Set task:
Repeat every record exactly, but keep images out of the copy.
^^^^^^^^
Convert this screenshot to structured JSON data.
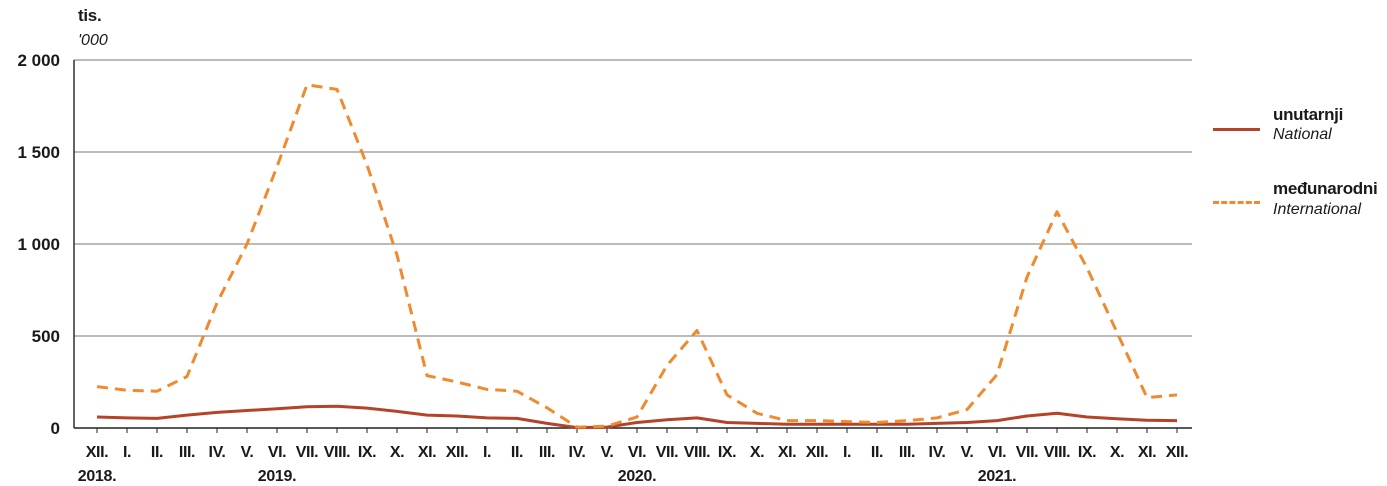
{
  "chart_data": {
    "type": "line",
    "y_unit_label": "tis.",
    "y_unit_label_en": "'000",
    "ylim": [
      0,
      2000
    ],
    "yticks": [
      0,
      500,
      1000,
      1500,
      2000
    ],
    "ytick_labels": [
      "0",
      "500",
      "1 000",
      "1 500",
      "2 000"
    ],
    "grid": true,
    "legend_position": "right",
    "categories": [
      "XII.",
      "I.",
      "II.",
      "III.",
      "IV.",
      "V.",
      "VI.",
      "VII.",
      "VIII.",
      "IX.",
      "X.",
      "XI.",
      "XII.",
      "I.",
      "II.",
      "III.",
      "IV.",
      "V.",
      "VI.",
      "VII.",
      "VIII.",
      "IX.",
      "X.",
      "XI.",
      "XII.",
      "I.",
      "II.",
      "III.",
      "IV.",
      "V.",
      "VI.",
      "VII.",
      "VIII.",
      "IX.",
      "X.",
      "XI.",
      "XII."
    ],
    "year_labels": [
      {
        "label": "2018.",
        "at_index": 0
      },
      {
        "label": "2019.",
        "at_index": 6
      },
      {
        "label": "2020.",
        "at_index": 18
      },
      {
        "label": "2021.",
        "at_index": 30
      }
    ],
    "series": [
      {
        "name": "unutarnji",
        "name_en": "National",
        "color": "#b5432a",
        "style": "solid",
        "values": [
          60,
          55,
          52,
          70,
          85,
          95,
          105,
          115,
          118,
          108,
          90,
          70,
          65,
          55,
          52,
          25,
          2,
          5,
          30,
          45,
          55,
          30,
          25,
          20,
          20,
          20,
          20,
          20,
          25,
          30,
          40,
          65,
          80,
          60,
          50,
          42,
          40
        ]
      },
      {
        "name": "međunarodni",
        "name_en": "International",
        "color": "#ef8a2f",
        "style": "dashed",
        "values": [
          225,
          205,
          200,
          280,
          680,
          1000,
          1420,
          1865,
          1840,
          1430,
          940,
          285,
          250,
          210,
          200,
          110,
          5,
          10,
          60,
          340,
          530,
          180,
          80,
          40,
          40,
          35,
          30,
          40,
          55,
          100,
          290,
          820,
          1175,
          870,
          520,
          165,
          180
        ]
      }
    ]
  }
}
^^^^^^^^
Task response:
Convert this screenshot to structured JSON data.
{
  "chart_data": {
    "type": "line",
    "y_unit_label": "tis.",
    "y_unit_label_en": "'000",
    "ylim": [
      0,
      2000
    ],
    "yticks": [
      0,
      500,
      1000,
      1500,
      2000
    ],
    "ytick_labels": [
      "0",
      "500",
      "1 000",
      "1 500",
      "2 000"
    ],
    "grid": true,
    "legend_position": "right",
    "categories": [
      "XII.",
      "I.",
      "II.",
      "III.",
      "IV.",
      "V.",
      "VI.",
      "VII.",
      "VIII.",
      "IX.",
      "X.",
      "XI.",
      "XII.",
      "I.",
      "II.",
      "III.",
      "IV.",
      "V.",
      "VI.",
      "VII.",
      "VIII.",
      "IX.",
      "X.",
      "XI.",
      "XII.",
      "I.",
      "II.",
      "III.",
      "IV.",
      "V.",
      "VI.",
      "VII.",
      "VIII.",
      "IX.",
      "X.",
      "XI.",
      "XII."
    ],
    "year_labels": [
      {
        "label": "2018.",
        "at_index": 0
      },
      {
        "label": "2019.",
        "at_index": 6
      },
      {
        "label": "2020.",
        "at_index": 18
      },
      {
        "label": "2021.",
        "at_index": 30
      }
    ],
    "series": [
      {
        "name": "unutarnji",
        "name_en": "National",
        "color": "#b5432a",
        "style": "solid",
        "values": [
          60,
          55,
          52,
          70,
          85,
          95,
          105,
          115,
          118,
          108,
          90,
          70,
          65,
          55,
          52,
          25,
          2,
          5,
          30,
          45,
          55,
          30,
          25,
          20,
          20,
          20,
          20,
          20,
          25,
          30,
          40,
          65,
          80,
          60,
          50,
          42,
          40
        ]
      },
      {
        "name": "međunarodni",
        "name_en": "International",
        "color": "#ef8a2f",
        "style": "dashed",
        "values": [
          225,
          205,
          200,
          280,
          680,
          1000,
          1420,
          1865,
          1840,
          1430,
          940,
          285,
          250,
          210,
          200,
          110,
          5,
          10,
          60,
          340,
          530,
          180,
          80,
          40,
          40,
          35,
          30,
          40,
          55,
          100,
          290,
          820,
          1175,
          870,
          520,
          165,
          180
        ]
      }
    ]
  }
}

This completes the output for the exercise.